§ **Objective**:
Count every line of the material that holds the string "color". Respond with the total only.

-----

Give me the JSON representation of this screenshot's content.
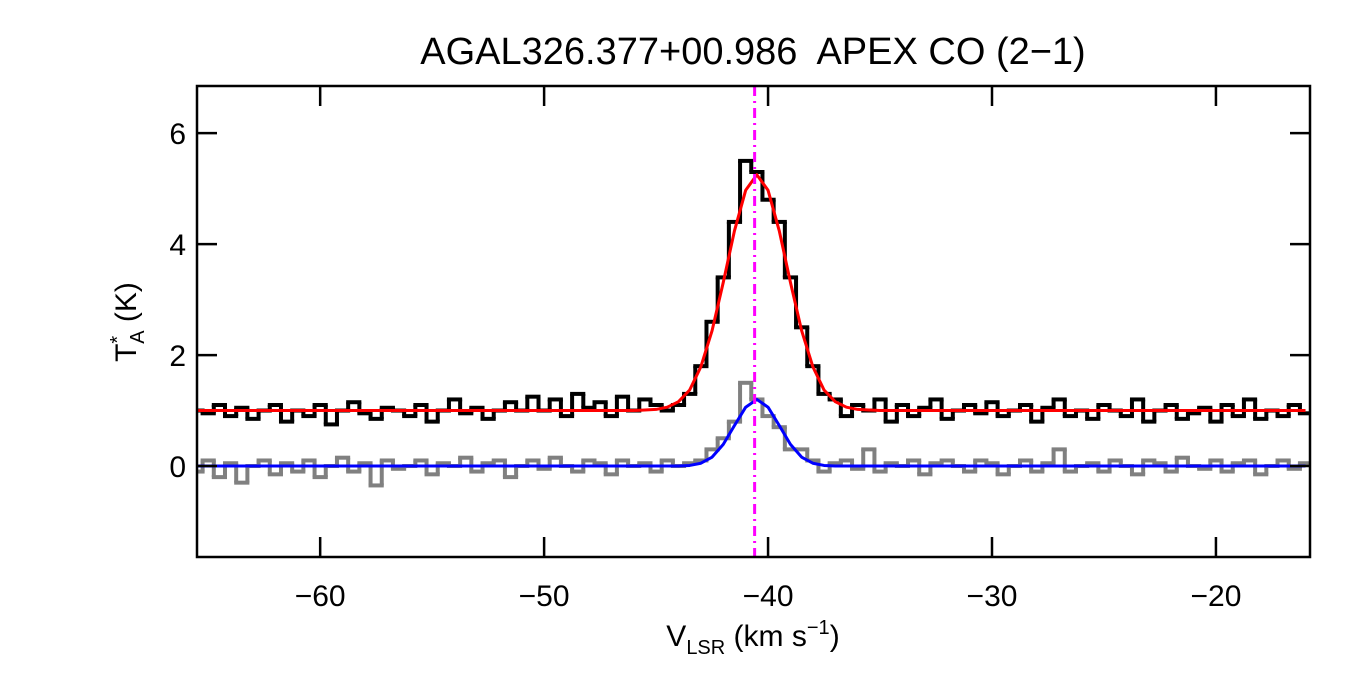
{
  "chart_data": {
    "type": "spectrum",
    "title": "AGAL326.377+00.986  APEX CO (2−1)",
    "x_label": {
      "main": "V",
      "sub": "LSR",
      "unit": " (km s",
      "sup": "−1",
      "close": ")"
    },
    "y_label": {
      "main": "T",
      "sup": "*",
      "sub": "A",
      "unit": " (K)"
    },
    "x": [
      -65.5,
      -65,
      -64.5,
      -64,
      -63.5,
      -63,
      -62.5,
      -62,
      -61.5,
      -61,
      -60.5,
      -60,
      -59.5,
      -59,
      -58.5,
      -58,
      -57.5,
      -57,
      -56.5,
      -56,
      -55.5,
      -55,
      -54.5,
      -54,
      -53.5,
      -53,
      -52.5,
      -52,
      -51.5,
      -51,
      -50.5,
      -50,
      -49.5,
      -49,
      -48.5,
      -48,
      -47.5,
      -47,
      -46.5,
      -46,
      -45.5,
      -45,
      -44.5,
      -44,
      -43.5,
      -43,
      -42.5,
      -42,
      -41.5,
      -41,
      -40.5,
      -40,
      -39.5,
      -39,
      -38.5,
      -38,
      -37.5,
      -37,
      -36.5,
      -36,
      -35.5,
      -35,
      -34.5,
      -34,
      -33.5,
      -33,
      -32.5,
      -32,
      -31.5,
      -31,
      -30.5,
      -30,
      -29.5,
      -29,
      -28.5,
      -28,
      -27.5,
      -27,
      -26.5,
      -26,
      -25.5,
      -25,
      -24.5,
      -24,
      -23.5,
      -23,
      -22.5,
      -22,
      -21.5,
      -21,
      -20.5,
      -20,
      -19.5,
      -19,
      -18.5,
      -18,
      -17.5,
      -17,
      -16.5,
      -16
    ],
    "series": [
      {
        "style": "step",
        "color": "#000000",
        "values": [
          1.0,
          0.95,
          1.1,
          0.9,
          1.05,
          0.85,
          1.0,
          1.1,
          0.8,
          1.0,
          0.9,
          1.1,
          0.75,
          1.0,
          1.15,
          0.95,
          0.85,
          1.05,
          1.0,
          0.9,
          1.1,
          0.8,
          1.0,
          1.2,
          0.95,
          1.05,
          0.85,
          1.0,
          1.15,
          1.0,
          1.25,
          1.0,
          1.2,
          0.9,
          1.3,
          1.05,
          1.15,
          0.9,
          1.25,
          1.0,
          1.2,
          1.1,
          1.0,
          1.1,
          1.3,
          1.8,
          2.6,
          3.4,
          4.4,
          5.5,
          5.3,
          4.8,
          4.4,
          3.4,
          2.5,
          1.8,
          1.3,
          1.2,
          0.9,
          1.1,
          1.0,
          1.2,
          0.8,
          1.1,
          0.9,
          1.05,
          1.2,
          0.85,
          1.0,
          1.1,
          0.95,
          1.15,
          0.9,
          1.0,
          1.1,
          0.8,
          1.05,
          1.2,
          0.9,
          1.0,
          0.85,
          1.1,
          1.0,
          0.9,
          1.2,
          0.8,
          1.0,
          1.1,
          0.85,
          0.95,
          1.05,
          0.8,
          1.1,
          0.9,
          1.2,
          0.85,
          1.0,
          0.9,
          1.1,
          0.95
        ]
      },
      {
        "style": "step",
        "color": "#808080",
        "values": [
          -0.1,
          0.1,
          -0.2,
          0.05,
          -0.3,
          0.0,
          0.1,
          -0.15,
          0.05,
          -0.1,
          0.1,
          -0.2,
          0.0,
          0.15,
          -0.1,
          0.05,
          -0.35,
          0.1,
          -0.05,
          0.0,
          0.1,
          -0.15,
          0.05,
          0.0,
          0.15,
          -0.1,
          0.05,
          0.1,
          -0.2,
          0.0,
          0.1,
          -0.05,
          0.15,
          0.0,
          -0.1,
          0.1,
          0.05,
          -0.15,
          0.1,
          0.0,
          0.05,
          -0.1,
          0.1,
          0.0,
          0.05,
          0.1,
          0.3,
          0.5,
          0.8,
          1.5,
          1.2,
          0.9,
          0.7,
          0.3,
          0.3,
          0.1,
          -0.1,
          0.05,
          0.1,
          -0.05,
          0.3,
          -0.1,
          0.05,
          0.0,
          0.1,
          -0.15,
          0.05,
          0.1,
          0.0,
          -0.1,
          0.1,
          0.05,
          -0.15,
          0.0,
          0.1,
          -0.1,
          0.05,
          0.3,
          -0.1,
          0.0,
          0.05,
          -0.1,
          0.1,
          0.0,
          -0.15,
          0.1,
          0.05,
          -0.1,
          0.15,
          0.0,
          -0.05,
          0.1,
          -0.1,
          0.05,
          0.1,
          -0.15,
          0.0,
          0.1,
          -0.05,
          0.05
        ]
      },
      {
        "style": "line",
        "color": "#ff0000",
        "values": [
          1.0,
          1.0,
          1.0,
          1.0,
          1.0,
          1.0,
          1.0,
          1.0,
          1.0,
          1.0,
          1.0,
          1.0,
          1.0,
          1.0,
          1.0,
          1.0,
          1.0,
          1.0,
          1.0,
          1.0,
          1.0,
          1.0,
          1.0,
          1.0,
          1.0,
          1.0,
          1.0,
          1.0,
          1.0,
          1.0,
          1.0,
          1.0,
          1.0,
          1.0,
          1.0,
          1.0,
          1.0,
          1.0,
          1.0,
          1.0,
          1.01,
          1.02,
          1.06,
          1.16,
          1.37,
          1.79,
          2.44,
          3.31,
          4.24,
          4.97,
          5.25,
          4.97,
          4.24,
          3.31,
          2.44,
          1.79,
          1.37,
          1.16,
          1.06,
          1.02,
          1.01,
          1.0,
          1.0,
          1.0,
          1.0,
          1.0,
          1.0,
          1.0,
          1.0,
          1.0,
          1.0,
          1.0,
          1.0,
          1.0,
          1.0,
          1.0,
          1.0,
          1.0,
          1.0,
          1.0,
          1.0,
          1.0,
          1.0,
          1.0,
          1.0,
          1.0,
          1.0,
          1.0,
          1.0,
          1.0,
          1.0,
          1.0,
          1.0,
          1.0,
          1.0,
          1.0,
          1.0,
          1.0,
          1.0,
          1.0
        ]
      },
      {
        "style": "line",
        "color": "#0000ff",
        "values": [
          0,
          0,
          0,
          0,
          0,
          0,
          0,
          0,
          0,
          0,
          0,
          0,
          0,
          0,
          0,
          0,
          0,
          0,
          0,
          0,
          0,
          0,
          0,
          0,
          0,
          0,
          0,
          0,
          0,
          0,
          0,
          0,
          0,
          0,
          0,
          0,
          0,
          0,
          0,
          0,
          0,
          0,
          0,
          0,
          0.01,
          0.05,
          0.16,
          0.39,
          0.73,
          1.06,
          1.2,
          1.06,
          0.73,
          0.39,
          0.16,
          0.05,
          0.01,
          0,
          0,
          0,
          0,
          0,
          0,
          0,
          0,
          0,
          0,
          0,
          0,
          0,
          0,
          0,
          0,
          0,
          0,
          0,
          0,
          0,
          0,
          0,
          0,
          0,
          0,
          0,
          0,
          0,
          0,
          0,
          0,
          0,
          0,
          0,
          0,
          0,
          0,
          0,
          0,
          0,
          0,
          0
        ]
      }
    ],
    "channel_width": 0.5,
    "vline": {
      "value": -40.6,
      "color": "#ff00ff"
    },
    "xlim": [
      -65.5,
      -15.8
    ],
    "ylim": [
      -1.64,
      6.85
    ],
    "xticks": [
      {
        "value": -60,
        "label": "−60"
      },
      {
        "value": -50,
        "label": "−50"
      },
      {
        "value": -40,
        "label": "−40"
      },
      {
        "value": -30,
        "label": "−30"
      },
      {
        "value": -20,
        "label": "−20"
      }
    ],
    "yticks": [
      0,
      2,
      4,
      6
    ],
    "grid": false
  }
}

-----

§ **Task result**:
5